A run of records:

————

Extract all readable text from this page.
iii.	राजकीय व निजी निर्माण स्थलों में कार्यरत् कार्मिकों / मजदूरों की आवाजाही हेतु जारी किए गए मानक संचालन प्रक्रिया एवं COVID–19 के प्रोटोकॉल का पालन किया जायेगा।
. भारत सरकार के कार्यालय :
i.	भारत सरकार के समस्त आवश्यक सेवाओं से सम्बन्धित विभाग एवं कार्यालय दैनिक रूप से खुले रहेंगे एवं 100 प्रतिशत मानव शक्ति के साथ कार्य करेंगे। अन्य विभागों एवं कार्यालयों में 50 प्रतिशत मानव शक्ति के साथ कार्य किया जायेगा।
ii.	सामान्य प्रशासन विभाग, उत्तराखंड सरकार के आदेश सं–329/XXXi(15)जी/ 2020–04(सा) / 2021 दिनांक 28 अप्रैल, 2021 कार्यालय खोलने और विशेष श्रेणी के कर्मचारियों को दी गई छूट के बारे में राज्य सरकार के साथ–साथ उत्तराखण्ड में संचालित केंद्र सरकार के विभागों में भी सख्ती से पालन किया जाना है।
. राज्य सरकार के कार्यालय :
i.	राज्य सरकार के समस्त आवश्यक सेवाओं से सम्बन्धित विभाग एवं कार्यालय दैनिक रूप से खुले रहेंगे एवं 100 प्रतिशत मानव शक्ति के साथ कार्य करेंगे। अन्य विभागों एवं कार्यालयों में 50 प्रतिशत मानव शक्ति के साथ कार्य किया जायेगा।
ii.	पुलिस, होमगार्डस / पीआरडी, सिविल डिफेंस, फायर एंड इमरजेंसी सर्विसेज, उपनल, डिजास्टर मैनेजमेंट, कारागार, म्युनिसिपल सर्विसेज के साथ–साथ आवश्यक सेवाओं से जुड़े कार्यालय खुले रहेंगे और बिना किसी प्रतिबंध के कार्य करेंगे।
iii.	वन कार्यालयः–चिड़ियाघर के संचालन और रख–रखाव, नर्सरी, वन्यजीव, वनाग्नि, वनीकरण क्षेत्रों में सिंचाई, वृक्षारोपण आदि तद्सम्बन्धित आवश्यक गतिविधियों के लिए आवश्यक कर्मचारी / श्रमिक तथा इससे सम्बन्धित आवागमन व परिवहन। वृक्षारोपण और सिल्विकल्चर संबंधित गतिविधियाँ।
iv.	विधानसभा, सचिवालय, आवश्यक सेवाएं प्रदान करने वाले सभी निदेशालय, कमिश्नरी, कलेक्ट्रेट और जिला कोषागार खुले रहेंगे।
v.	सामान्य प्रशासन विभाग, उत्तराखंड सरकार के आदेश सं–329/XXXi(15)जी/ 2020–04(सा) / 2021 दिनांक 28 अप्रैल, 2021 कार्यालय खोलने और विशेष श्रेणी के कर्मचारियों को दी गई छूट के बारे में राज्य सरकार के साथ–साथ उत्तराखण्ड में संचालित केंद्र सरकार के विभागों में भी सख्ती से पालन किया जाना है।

————

Stated problem: Each record above should be output again exactly.

Task solution:
Extract all readable text from this page.
iii.	राजकीय व निजी निर्माण स्थलों में कार्यरत् कार्मिकों / मजदूरों की आवाजाही हेतु जारी किए गए मानक संचालन प्रक्रिया एवं COVID–19 के प्रोटोकॉल का पालन किया जायेगा।
. भारत सरकार के कार्यालय :
i.	भारत सरकार के समस्त आवश्यक सेवाओं से सम्बन्धित विभाग एवं कार्यालय दैनिक रूप से खुले रहेंगे एवं 100 प्रतिशत मानव शक्ति के साथ कार्य करेंगे। अन्य विभागों एवं कार्यालयों में 50 प्रतिशत मानव शक्ति के साथ कार्य किया जायेगा।
ii.	सामान्य प्रशासन विभाग, उत्तराखंड सरकार के आदेश सं–329/XXXi(15)जी/ 2020–04(सा) / 2021 दिनांक 28 अप्रैल, 2021 कार्यालय खोलने और विशेष श्रेणी के कर्मचारियों को दी गई छूट के बारे में राज्य सरकार के साथ–साथ उत्तराखण्ड में संचालित केंद्र सरकार के विभागों में भी सख्ती से पालन किया जाना है।
. राज्य सरकार के कार्यालय :
i.	राज्य सरकार के समस्त आवश्यक सेवाओं से सम्बन्धित विभाग एवं कार्यालय दैनिक रूप से खुले रहेंगे एवं 100 प्रतिशत मानव शक्ति के साथ कार्य करेंगे। अन्य विभागों एवं कार्यालयों में 50 प्रतिशत मानव शक्ति के साथ कार्य किया जायेगा।
ii.	पुलिस, होमगार्डस / पीआरडी, सिविल डिफेंस, फायर एंड इमरजेंसी सर्विसेज, उपनल, डिजास्टर मैनेजमेंट, कारागार, म्युनिसिपल सर्विसेज के साथ–साथ आवश्यक सेवाओं से जुड़े कार्यालय खुले रहेंगे और बिना किसी प्रतिबंध के कार्य करेंगे।
iii.	वन कार्यालयः–चिड़ियाघर के संचालन और रख–रखाव, नर्सरी, वन्यजीव, वनाग्नि, वनीकरण क्षेत्रों में सिंचाई, वृक्षारोपण आदि तद्सम्बन्धित आवश्यक गतिविधियों के लिए आवश्यक कर्मचारी / श्रमिक तथा इससे सम्बन्धित आवागमन व परिवहन। वृक्षारोपण और सिल्विकल्चर संबंधित गतिविधियाँ।
iv.	विधानसभा, सचिवालय, आवश्यक सेवाएं प्रदान करने वाले सभी निदेशालय, कमिश्नरी, कलेक्ट्रेट और जिला कोषागार खुले रहेंगे।
v.	सामान्य प्रशासन विभाग, उत्तराखंड सरकार के आदेश सं–329/XXXi(15)जी/ 2020–04(सा) / 2021 दिनांक 28 अप्रैल, 2021 कार्यालय खोलने और विशेष श्रेणी के कर्मचारियों को दी गई छूट के बारे में राज्य सरकार के साथ–साथ उत्तराखण्ड में संचालित केंद्र सरकार के विभागों में भी सख्ती से पालन किया जाना है।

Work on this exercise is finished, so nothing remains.